PROVIDED DATA
====
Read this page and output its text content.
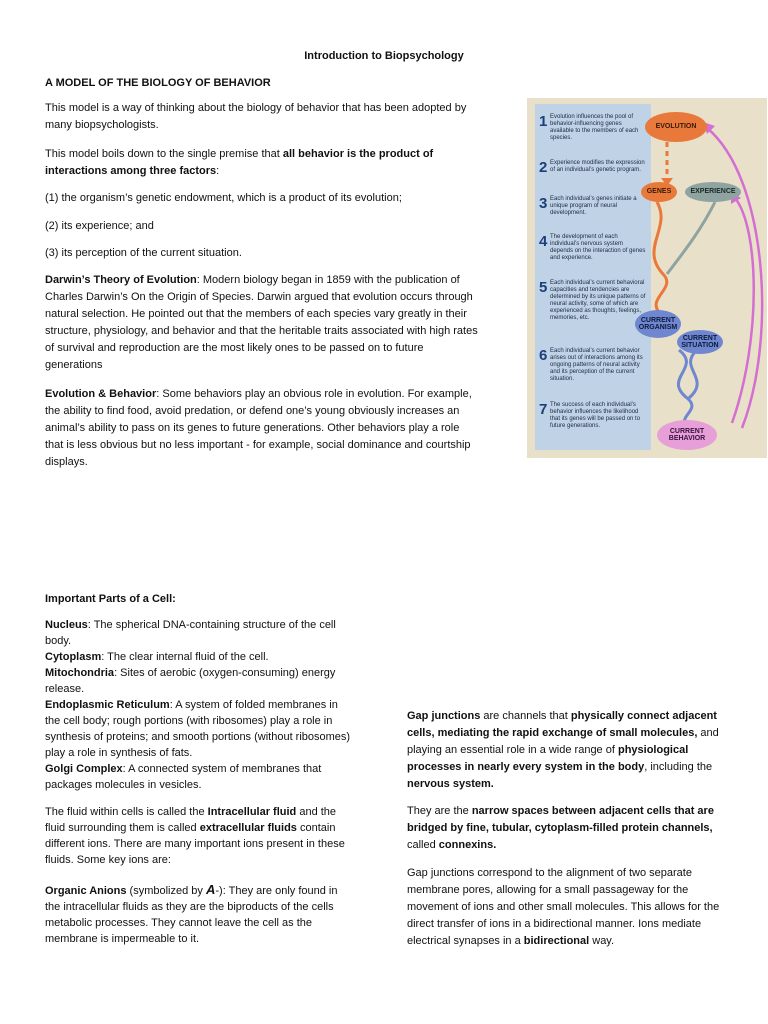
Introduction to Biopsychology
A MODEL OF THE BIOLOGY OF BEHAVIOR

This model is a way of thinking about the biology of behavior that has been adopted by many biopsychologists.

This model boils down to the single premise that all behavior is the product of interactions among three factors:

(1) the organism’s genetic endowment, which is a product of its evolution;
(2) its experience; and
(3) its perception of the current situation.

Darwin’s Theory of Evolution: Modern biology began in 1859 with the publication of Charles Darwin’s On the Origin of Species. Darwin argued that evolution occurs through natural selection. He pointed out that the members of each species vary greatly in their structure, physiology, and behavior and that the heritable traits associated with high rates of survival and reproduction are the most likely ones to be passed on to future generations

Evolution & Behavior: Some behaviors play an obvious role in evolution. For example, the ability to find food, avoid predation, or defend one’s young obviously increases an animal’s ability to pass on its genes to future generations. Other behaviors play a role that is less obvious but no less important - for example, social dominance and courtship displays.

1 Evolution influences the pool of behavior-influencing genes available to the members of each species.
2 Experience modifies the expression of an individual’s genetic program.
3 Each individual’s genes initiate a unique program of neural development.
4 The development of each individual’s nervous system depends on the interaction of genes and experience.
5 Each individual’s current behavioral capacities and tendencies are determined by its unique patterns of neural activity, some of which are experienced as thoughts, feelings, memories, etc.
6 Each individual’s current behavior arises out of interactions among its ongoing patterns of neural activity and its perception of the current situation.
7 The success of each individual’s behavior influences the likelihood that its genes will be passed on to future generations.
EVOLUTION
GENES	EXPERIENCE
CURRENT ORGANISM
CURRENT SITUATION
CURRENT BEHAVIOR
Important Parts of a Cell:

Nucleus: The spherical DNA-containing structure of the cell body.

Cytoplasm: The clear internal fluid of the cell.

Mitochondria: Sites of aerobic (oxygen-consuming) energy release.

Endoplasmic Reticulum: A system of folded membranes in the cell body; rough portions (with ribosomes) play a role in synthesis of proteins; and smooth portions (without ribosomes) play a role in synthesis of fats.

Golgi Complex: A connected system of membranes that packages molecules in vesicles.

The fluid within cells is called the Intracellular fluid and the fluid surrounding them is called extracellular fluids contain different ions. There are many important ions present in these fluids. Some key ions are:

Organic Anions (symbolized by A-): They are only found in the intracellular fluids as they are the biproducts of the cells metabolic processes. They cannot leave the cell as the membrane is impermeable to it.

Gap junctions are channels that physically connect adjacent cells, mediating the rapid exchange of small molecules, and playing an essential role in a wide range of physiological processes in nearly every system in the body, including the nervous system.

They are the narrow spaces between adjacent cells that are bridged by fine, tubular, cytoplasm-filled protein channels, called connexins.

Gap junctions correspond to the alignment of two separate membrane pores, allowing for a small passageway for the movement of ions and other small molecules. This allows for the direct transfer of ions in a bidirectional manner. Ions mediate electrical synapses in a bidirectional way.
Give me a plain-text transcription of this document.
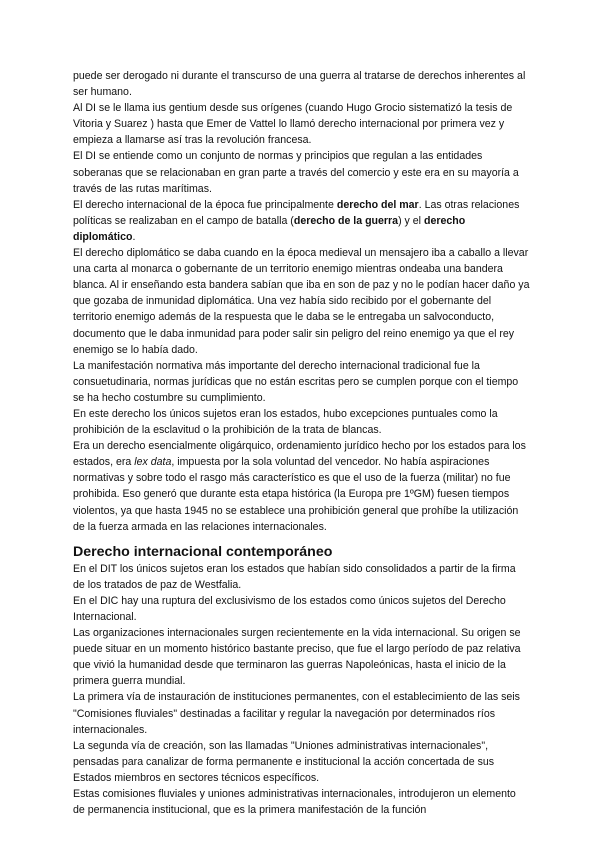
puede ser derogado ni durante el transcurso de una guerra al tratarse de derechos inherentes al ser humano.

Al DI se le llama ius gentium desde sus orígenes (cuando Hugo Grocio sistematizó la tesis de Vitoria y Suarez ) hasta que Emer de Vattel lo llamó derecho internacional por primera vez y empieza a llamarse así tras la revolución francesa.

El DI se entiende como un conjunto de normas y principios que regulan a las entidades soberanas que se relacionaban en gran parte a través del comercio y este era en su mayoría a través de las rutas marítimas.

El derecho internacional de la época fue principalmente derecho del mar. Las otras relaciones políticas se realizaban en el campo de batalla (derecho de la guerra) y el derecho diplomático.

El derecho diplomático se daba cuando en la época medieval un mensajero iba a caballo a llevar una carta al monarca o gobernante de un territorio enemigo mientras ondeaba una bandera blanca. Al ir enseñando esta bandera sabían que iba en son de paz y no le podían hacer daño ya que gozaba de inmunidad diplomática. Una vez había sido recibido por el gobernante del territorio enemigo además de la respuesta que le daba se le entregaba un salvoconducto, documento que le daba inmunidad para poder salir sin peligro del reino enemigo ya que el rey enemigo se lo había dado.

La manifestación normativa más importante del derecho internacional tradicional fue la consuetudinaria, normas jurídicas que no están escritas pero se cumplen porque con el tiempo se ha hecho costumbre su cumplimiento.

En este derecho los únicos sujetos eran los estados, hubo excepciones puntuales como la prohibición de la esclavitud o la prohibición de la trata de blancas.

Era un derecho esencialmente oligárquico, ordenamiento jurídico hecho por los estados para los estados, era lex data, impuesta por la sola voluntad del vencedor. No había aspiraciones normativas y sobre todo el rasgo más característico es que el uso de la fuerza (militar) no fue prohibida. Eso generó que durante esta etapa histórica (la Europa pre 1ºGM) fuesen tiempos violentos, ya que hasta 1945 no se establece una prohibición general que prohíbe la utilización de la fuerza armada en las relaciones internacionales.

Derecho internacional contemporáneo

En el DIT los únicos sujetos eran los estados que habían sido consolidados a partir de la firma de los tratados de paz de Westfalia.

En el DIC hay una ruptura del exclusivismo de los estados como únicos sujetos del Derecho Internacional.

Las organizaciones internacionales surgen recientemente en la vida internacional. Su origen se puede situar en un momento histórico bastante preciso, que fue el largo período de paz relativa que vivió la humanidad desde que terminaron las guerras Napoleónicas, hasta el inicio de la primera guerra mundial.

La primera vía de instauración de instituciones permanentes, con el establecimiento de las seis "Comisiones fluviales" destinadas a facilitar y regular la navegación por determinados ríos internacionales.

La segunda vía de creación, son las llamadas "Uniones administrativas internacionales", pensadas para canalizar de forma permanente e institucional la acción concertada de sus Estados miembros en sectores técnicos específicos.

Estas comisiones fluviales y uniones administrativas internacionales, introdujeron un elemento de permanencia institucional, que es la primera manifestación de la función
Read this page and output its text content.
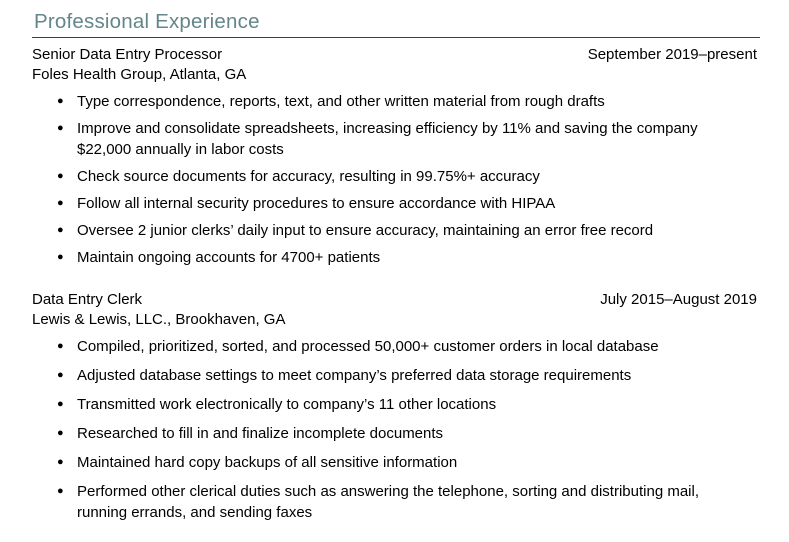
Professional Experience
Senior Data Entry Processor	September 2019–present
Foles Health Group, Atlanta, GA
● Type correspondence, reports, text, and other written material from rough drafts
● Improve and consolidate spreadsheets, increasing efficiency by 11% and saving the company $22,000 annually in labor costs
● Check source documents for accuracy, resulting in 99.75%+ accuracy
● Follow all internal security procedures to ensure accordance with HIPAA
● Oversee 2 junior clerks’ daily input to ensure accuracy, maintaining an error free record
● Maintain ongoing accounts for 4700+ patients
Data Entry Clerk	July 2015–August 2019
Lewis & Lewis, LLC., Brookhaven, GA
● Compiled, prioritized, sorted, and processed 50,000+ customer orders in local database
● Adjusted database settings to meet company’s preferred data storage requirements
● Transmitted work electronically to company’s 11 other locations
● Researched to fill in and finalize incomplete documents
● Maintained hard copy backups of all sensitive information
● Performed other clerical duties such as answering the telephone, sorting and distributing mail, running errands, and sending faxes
====
HOW TO COMPLETE THIS TASK
Out of the data above, return each line where the word "system" can be found.

TASK OUTPUT
4 The development of each individual’s nervous system depends on the interaction of genes and experience.
Endoplasmic Reticulum: A system of folded membranes in the cell body; rough portions (with ribosomes) play a role in synthesis of proteins; and smooth portions (without ribosomes) play a role in synthesis of fats.
Golgi Complex: A connected system of membranes that packages molecules in vesicles.
Gap junctions are channels that physically connect adjacent cells, mediating the rapid exchange of small molecules, and playing an essential role in a wide range of physiological processes in nearly every system in the body, including the nervous system.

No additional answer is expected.